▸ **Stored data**

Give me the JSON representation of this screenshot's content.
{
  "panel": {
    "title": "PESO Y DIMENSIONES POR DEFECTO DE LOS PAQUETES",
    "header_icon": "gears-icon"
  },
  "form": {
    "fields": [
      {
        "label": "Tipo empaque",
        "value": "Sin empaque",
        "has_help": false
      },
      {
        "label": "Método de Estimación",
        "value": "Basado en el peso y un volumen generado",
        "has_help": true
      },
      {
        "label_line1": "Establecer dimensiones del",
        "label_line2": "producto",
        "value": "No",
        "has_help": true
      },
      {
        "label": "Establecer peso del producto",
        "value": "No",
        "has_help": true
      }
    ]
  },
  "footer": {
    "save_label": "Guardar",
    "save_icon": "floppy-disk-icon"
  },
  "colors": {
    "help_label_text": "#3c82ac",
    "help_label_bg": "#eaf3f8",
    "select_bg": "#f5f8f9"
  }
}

▸ **YOUR INSTRUCTIONS**
Repeat the data verbatim.

▸ **OUTPUT OF THE EXERCISE**
Give me the JSON representation of this screenshot's content.
{
  "panel": {
    "title": "PESO Y DIMENSIONES POR DEFECTO DE LOS PAQUETES",
    "header_icon": "gears-icon"
  },
  "form": {
    "fields": [
      {
        "label": "Tipo empaque",
        "value": "Sin empaque",
        "has_help": false
      },
      {
        "label": "Método de Estimación",
        "value": "Basado en el peso y un volumen generado",
        "has_help": true
      },
      {
        "label_line1": "Establecer dimensiones del",
        "label_line2": "producto",
        "value": "No",
        "has_help": true
      },
      {
        "label": "Establecer peso del producto",
        "value": "No",
        "has_help": true
      }
    ]
  },
  "footer": {
    "save_label": "Guardar",
    "save_icon": "floppy-disk-icon"
  },
  "colors": {
    "help_label_text": "#3c82ac",
    "help_label_bg": "#eaf3f8",
    "select_bg": "#f5f8f9"
  }
}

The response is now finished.